Aim of the task ::
Find the string "births" and gather every line that holds it.

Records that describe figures
════════════════

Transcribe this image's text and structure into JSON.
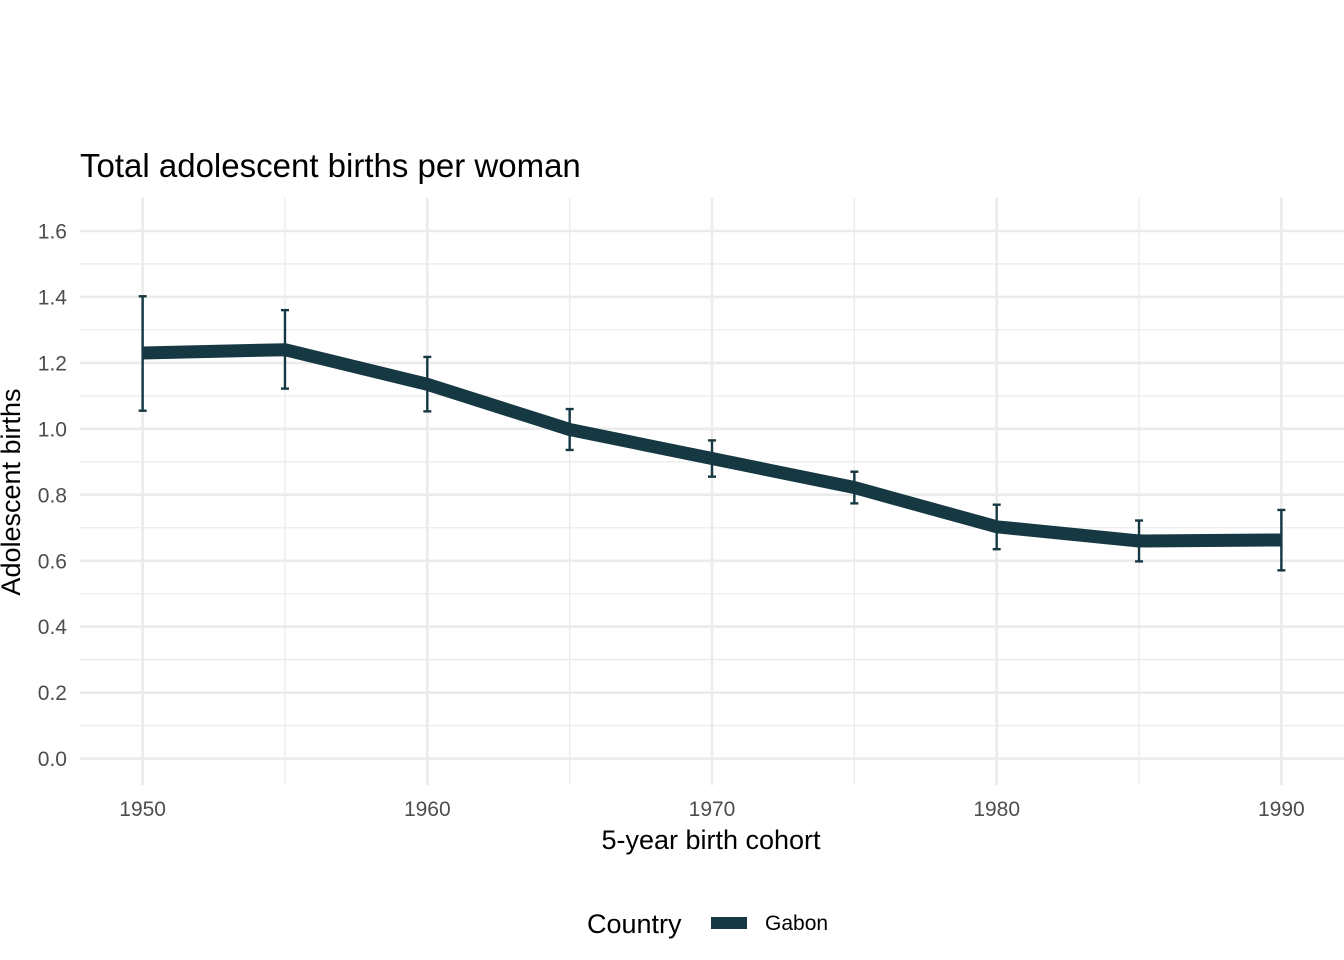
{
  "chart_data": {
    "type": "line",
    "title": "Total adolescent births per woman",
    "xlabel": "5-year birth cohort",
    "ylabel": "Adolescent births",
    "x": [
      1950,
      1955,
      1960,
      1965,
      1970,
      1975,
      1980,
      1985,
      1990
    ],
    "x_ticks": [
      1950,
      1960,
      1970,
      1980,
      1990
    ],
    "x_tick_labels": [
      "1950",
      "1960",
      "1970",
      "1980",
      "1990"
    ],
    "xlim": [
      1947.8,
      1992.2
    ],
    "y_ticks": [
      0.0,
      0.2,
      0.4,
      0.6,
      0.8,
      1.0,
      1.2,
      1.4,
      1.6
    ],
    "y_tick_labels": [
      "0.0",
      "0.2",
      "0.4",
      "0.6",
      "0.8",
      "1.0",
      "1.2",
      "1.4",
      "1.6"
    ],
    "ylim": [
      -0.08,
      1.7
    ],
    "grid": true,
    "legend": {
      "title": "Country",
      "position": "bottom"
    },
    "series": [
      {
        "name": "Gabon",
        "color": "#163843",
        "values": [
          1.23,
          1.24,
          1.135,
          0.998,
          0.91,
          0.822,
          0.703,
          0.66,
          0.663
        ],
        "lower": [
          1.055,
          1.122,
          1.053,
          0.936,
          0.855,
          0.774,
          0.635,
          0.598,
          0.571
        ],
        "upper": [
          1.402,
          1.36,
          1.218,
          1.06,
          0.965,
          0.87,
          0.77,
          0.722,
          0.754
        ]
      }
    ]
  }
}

════════════════

Solution ::
    "title": "Total adolescent births per woman",
    "ylabel": "Adolescent births",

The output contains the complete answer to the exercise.